**WORK INSTRUCTIONS**
Reproduce the listing below line for line, with no changes, and leave out any pictures.

Start of DATA PROVIDED

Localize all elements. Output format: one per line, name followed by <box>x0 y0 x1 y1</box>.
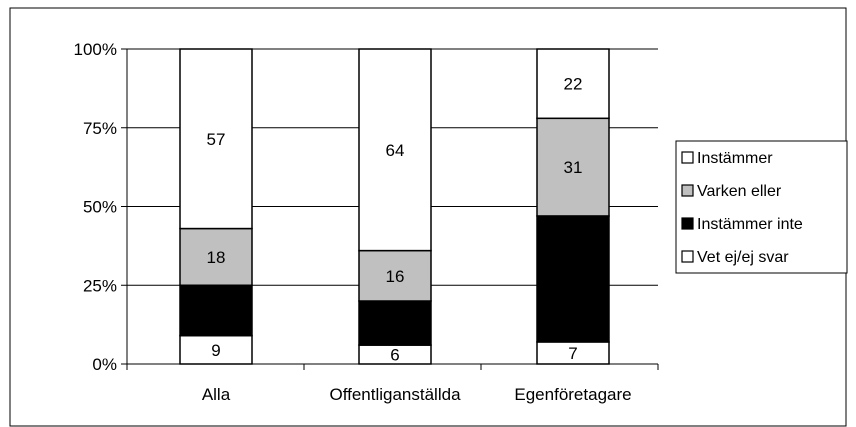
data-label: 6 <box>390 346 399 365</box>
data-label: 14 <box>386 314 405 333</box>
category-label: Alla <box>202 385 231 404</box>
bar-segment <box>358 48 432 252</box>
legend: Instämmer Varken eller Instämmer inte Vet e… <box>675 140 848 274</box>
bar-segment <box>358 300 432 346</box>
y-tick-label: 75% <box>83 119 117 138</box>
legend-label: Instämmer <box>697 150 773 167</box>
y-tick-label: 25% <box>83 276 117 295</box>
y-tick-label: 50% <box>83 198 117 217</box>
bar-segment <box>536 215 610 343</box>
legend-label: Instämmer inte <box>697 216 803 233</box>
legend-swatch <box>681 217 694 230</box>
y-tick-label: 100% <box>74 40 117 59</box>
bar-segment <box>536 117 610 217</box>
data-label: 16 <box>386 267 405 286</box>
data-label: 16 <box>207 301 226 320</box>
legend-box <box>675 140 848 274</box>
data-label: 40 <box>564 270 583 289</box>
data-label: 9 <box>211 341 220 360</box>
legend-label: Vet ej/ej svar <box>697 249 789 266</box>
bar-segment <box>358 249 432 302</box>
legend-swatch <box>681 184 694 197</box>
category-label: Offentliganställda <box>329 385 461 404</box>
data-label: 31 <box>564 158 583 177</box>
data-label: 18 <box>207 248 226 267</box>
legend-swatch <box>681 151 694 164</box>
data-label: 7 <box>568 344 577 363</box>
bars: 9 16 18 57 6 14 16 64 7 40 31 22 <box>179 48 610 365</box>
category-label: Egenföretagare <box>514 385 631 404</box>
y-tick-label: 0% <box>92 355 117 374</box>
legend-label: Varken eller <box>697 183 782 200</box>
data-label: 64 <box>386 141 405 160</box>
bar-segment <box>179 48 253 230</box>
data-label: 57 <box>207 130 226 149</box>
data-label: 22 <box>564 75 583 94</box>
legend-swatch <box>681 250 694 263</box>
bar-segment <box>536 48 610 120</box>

End of DATA PROVIDED

**EXERCISE SOLUTION**
Localize all elements. Output format: one per line, name followed by <box>x0 y0 x1 y1</box>.
data-label: 6 <box>390 346 399 365</box>
data-label: 14 <box>386 314 405 333</box>
category-label: Alla <box>202 385 231 404</box>
bar-segment <box>358 48 432 252</box>
legend: Instämmer Varken eller Instämmer inte Vet e… <box>675 140 848 274</box>
bar-segment <box>358 300 432 346</box>
y-tick-label: 75% <box>83 119 117 138</box>
legend-label: Instämmer <box>697 150 773 167</box>
y-tick-label: 25% <box>83 276 117 295</box>
y-tick-label: 50% <box>83 198 117 217</box>
bar-segment <box>536 215 610 343</box>
legend-label: Instämmer inte <box>697 216 803 233</box>
legend-swatch <box>681 217 694 230</box>
y-tick-label: 100% <box>74 40 117 59</box>
bar-segment <box>536 117 610 217</box>
data-label: 16 <box>386 267 405 286</box>
data-label: 16 <box>207 301 226 320</box>
legend-box <box>675 140 848 274</box>
data-label: 40 <box>564 270 583 289</box>
data-label: 9 <box>211 341 220 360</box>
legend-label: Vet ej/ej svar <box>697 249 789 266</box>
bar-segment <box>358 249 432 302</box>
legend-swatch <box>681 184 694 197</box>
category-label: Offentliganställda <box>329 385 461 404</box>
data-label: 31 <box>564 158 583 177</box>
data-label: 18 <box>207 248 226 267</box>
legend-swatch <box>681 151 694 164</box>
data-label: 7 <box>568 344 577 363</box>
bars: 9 16 18 57 6 14 16 64 7 40 31 22 <box>179 48 610 365</box>
category-label: Egenföretagare <box>514 385 631 404</box>
y-tick-label: 0% <box>92 355 117 374</box>
legend-label: Varken eller <box>697 183 782 200</box>
data-label: 64 <box>386 141 405 160</box>
bar-segment <box>179 48 253 230</box>
data-label: 57 <box>207 130 226 149</box>
data-label: 22 <box>564 75 583 94</box>
legend-swatch <box>681 250 694 263</box>
bar-segment <box>536 48 610 120</box>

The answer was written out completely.